- **Available data**:
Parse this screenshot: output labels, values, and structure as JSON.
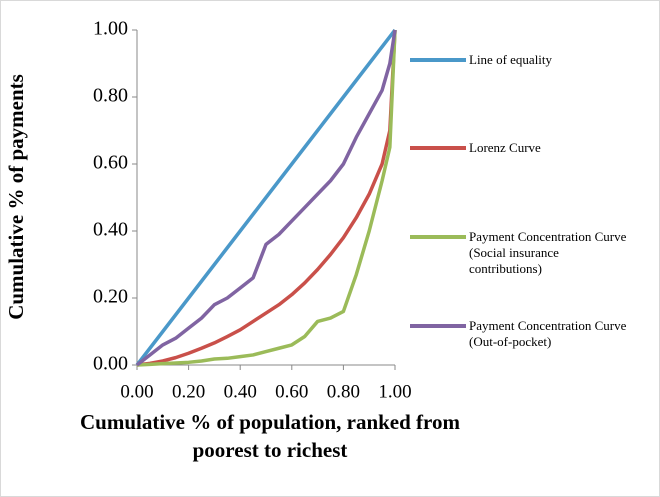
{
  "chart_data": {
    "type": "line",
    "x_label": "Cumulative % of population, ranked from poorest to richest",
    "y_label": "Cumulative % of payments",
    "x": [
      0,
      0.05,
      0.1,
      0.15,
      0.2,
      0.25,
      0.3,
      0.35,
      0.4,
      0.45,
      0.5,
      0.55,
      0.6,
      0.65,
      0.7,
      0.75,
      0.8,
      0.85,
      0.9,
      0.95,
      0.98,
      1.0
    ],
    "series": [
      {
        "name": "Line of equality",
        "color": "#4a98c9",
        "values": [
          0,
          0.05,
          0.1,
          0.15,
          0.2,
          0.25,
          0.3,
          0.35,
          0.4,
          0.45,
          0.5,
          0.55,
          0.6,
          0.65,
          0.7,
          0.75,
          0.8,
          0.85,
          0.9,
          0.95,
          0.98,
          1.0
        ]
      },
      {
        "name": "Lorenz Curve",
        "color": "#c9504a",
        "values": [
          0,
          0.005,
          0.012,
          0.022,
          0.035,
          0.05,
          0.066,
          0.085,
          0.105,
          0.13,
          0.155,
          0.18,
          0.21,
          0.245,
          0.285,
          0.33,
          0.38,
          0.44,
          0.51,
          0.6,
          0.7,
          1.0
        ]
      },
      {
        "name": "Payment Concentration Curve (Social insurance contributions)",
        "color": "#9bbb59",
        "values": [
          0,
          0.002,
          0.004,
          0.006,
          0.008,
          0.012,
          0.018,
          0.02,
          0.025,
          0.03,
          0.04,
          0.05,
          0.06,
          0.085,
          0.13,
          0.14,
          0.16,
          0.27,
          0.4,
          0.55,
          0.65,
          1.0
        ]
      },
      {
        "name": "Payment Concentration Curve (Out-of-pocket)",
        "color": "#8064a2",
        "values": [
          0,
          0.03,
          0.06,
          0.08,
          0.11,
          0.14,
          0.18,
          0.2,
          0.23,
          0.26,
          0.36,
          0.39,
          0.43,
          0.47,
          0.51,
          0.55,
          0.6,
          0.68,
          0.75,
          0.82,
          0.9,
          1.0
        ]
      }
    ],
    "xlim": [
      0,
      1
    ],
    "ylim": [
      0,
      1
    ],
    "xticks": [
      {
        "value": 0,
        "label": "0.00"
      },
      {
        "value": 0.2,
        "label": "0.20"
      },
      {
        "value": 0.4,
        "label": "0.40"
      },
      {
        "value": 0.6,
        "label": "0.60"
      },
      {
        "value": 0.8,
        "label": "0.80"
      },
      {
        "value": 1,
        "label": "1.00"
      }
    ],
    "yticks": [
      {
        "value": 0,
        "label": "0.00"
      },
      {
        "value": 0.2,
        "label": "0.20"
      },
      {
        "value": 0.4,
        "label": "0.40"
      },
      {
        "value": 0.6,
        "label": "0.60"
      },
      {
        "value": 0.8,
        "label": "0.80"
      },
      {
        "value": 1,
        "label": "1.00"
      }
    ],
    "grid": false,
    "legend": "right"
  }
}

--

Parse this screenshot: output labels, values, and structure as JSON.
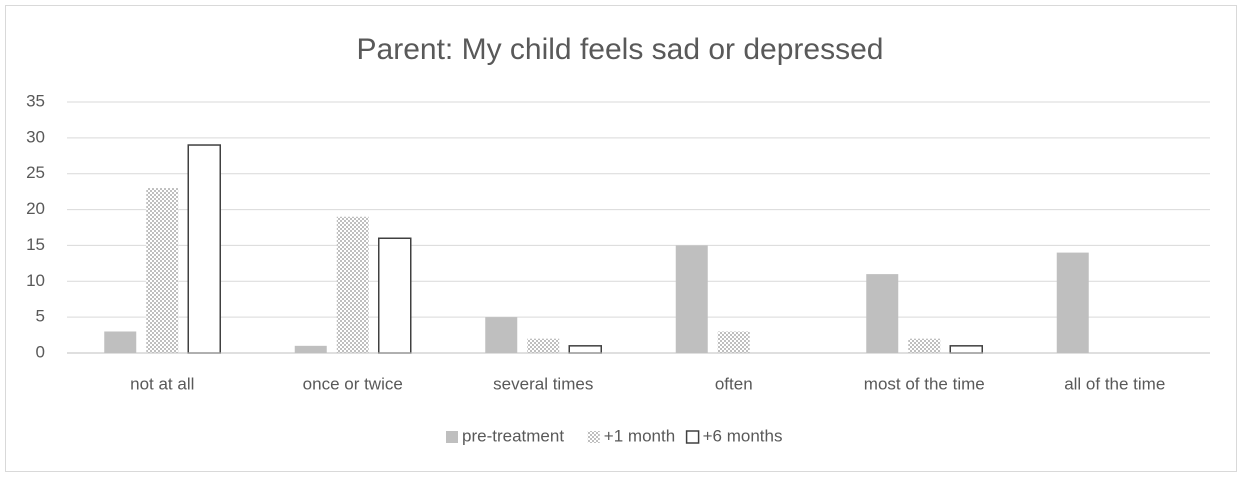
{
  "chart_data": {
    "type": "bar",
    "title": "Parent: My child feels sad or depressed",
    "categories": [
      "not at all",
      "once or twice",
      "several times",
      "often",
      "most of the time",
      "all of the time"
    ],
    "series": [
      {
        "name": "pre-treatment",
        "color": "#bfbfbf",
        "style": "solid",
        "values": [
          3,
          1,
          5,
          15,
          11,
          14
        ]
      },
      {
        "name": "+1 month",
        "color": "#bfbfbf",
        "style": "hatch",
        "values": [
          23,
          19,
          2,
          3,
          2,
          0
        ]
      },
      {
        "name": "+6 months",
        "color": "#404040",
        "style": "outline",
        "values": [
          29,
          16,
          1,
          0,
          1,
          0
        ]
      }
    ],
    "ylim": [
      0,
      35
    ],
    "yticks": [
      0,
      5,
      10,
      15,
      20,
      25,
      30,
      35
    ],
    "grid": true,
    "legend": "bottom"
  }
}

...

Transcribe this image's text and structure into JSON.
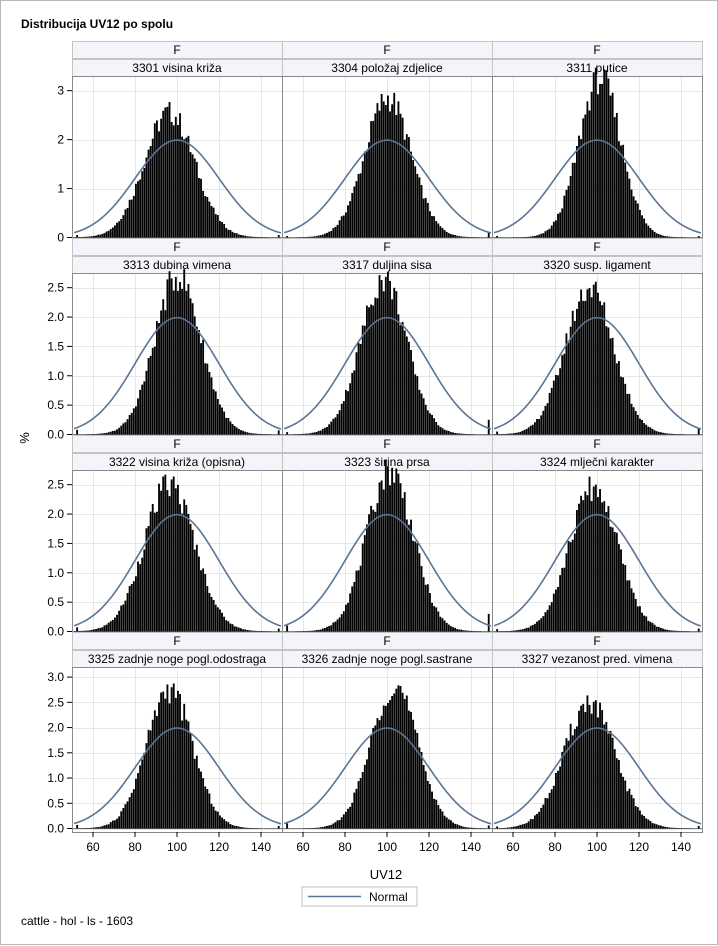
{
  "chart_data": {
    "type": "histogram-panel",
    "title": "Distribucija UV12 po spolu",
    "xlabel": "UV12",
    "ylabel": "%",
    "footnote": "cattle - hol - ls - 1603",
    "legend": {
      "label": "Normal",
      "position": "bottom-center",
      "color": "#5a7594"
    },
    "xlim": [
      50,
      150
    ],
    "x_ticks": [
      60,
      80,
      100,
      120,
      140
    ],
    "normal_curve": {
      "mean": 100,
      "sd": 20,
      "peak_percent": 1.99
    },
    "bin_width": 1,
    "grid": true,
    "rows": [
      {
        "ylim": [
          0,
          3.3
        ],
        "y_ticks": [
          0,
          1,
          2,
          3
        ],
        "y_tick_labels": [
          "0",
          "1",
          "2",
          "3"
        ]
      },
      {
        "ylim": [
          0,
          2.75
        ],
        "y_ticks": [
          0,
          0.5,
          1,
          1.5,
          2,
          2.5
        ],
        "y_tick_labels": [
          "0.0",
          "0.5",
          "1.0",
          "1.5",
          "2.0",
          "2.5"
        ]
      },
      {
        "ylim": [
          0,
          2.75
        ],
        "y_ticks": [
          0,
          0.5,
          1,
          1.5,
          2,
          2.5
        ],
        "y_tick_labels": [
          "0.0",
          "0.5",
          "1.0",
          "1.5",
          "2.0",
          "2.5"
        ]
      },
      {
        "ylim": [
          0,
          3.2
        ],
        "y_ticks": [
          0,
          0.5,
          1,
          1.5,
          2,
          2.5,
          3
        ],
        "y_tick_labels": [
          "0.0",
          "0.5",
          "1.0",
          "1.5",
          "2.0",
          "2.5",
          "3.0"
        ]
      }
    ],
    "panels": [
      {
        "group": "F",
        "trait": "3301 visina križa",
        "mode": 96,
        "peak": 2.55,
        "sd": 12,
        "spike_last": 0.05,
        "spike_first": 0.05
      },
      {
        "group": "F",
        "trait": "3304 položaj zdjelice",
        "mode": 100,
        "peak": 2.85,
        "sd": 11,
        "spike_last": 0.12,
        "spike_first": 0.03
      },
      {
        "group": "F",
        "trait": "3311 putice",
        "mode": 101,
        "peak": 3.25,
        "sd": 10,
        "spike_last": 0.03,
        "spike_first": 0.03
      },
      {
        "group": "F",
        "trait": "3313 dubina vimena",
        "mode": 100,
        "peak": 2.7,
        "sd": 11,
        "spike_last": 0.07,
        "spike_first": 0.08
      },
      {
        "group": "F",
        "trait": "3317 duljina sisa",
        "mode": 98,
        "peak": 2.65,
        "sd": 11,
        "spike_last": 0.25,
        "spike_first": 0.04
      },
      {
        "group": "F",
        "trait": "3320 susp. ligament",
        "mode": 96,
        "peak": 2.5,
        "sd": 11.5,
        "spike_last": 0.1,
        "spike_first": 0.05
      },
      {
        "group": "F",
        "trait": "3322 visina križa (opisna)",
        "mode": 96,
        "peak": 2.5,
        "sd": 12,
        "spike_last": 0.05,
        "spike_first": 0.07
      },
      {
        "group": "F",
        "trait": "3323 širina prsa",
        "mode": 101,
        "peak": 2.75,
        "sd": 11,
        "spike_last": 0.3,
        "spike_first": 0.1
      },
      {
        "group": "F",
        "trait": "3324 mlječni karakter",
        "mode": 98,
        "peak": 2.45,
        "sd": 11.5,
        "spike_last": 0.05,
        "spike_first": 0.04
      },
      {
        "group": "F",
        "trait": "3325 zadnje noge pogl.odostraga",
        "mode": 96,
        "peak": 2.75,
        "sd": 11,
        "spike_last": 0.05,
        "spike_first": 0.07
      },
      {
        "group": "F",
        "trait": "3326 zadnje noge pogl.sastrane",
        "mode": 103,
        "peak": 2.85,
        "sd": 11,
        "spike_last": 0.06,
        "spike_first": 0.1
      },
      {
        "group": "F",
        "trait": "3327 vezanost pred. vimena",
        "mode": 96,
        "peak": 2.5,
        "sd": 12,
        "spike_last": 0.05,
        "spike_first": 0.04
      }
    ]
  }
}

- **Direction**: Pick out each line in the material containing "name".

- **Response to this task**:
        "name": "Line of equality",
        "name": "Lorenz Curve",
        "name": "Payment Concentration Curve (Social insurance contributions)",
        "name": "Payment Concentration Curve (Out-of-pocket)",
        "name": "pre-treatment",
        "name": "+1 month",
        "name": "+6 months",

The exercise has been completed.